● **The exercise**: Copy out each line below that has the word "Call" in it.
####
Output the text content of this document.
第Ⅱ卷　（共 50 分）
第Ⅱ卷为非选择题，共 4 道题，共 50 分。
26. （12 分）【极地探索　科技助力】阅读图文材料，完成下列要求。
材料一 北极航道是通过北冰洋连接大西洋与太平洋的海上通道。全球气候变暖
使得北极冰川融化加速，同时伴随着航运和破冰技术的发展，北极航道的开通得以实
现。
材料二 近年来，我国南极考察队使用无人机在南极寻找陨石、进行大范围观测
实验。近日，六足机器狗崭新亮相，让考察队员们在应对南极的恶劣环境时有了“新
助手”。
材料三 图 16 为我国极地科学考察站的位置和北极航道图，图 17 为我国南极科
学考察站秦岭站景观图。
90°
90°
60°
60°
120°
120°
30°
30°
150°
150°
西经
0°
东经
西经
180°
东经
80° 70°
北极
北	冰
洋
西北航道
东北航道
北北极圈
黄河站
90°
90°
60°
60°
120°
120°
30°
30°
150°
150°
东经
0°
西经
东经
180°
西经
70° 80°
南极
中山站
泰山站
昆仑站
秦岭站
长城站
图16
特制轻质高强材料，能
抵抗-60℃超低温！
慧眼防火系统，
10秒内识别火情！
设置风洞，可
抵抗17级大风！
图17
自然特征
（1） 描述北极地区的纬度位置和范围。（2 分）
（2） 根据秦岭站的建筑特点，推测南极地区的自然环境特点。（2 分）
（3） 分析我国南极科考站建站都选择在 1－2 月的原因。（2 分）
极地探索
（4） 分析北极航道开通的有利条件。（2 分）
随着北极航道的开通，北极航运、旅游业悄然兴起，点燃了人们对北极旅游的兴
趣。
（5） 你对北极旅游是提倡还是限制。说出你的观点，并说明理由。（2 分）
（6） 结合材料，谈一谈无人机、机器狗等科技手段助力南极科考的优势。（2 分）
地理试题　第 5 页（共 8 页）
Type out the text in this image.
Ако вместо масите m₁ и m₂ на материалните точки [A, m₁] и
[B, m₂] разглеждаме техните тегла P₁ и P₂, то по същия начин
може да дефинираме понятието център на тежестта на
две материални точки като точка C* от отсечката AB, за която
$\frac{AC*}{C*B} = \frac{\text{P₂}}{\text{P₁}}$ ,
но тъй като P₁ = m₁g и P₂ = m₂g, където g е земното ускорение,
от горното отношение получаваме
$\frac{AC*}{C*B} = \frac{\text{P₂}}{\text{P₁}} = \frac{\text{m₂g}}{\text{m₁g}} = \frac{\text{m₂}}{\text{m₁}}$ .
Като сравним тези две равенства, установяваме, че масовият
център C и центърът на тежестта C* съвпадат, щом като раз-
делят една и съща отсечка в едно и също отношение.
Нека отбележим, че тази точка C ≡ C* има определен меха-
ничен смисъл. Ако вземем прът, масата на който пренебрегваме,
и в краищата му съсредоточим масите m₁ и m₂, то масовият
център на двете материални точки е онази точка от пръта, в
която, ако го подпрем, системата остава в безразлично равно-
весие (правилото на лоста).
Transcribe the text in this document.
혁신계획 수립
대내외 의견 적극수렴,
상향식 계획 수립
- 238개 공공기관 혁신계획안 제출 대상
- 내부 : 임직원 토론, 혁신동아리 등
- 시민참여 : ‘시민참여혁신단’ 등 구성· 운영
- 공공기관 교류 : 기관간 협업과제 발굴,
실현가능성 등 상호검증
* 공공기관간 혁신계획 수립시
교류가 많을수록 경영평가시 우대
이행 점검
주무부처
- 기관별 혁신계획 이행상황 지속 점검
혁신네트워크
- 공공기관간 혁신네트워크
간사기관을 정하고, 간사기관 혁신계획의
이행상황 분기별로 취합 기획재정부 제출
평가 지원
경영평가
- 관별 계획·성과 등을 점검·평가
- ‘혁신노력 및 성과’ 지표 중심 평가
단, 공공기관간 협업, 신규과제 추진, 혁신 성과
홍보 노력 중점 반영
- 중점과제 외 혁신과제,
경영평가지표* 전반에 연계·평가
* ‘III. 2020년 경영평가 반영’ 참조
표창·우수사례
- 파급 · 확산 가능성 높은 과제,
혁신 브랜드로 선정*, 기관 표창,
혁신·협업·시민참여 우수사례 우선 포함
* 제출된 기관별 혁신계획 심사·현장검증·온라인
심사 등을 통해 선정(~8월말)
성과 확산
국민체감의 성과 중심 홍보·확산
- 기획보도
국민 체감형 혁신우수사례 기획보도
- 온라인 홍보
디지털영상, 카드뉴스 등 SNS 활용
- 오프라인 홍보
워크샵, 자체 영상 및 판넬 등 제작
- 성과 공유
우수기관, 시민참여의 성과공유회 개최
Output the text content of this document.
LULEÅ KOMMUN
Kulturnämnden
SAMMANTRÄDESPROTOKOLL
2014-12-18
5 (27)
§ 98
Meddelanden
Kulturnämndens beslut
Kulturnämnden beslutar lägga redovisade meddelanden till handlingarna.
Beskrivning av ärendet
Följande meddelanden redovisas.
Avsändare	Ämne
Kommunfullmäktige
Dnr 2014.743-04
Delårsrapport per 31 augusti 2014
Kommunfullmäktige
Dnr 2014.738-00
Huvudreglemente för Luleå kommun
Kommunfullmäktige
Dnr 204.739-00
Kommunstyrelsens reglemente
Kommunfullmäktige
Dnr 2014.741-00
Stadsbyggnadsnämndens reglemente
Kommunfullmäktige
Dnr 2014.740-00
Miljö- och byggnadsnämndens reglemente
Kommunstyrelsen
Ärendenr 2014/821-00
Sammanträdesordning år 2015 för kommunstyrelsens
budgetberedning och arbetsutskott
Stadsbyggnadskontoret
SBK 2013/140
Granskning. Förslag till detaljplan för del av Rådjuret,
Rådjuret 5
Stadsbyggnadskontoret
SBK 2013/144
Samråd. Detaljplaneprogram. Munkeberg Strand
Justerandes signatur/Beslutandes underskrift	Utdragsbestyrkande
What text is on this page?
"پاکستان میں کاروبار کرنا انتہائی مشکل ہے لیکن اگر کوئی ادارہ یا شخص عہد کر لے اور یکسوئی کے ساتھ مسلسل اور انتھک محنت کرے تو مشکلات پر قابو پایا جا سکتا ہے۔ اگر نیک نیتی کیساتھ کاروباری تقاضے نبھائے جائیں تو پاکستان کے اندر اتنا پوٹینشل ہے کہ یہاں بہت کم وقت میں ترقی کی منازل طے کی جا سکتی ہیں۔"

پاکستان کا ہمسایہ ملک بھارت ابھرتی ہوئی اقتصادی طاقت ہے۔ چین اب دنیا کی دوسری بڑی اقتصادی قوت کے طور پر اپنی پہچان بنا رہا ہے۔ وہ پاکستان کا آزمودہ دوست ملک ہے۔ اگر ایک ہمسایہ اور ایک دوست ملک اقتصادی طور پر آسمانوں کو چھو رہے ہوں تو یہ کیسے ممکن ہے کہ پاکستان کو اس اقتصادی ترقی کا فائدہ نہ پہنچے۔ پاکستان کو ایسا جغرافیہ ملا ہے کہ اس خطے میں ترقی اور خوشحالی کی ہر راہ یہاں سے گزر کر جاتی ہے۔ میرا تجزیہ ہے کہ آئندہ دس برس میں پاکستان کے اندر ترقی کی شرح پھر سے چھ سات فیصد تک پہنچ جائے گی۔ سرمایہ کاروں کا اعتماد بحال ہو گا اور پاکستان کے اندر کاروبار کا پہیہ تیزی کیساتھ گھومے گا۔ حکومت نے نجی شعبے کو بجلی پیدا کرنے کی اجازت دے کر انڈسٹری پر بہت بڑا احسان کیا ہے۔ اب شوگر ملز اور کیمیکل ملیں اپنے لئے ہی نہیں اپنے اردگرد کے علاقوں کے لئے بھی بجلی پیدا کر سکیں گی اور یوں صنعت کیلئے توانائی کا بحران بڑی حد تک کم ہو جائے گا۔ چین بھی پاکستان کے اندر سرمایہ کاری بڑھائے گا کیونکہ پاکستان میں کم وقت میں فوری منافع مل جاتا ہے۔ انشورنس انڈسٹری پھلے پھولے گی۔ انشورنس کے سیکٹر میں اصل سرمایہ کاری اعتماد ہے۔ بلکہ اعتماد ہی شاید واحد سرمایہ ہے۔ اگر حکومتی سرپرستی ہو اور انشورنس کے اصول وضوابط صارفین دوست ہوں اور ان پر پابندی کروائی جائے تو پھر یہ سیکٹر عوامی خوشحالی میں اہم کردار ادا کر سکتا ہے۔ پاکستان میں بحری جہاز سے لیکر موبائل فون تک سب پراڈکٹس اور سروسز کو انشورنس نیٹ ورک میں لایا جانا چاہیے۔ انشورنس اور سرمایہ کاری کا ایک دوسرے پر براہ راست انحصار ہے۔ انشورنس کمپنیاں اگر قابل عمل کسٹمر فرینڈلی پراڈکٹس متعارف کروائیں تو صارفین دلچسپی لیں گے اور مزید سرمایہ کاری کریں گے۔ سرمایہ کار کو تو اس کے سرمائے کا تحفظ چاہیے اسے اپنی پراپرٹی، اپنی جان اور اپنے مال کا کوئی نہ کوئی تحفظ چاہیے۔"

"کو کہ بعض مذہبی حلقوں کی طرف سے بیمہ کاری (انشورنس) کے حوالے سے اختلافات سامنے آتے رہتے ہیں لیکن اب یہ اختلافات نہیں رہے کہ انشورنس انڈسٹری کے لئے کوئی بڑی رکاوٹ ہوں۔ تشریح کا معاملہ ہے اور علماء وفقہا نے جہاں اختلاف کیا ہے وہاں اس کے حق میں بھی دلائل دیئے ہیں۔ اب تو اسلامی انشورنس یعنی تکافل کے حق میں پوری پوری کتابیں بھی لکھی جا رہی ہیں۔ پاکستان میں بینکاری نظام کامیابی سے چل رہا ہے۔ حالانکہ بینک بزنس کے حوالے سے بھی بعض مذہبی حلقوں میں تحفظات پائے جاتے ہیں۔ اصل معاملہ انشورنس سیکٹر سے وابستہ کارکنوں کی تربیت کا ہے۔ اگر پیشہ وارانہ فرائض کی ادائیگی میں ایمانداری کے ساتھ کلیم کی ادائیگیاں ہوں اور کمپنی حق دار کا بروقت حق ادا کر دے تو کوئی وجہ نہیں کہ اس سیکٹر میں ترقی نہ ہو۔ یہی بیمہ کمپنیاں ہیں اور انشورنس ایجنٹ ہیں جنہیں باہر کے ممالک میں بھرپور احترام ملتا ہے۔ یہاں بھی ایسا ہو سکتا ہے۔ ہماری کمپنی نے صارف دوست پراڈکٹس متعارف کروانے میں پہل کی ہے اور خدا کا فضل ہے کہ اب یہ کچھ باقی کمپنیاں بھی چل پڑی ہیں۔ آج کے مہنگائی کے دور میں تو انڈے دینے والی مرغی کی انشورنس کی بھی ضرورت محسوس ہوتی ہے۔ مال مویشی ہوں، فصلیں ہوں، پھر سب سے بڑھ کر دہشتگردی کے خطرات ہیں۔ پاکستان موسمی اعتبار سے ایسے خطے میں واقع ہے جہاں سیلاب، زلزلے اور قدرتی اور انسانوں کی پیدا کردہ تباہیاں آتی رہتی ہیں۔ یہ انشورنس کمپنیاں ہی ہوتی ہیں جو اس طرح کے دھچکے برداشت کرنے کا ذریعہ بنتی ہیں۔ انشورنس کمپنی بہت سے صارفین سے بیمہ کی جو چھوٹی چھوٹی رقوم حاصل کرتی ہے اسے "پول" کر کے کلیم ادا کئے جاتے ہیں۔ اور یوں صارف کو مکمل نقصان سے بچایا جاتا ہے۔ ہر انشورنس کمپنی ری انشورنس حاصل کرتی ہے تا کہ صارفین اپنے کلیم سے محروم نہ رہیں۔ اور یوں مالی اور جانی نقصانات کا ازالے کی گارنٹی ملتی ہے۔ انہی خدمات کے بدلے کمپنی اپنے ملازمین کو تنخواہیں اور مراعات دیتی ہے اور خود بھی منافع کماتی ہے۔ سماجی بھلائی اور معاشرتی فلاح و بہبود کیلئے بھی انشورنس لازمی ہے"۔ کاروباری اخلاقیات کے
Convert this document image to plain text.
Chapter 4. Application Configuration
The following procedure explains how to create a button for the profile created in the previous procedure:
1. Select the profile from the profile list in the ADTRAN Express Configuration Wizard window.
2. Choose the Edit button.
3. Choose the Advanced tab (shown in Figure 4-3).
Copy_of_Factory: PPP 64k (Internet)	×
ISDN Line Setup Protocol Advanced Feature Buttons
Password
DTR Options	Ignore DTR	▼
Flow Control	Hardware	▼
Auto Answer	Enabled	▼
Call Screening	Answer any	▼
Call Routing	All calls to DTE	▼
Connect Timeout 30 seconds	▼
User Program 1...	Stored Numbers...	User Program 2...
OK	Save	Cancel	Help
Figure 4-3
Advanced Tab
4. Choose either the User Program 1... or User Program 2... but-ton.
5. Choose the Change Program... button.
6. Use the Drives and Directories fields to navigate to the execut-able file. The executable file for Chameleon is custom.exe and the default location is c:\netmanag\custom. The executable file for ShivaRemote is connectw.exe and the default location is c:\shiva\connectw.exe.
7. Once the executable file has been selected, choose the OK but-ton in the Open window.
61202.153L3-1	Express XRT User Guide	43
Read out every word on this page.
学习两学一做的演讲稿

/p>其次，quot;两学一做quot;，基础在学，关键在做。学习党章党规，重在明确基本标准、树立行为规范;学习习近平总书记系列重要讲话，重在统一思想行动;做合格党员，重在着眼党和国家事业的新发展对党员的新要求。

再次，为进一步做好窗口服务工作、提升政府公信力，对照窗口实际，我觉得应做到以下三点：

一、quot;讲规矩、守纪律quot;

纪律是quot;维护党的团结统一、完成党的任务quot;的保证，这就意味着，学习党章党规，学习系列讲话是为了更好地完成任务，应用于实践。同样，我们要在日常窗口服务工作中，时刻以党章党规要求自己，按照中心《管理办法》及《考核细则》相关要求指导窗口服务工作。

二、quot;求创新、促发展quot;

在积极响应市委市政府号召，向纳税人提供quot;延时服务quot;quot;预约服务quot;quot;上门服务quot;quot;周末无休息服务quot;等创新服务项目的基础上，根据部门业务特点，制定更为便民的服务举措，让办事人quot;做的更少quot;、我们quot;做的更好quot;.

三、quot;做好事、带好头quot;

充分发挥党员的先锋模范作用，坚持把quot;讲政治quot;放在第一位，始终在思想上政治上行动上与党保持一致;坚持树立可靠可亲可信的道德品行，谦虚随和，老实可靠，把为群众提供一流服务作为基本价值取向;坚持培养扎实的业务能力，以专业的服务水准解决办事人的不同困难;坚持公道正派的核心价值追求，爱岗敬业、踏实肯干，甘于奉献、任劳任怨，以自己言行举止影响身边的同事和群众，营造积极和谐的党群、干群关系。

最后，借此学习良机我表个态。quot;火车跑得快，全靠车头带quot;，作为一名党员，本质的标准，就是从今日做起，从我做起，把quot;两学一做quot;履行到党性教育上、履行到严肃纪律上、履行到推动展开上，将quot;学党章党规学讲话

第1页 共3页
####
● **Correct output**:
Call Screening	Answer any	▼
Call Routing	All calls to DTE	▼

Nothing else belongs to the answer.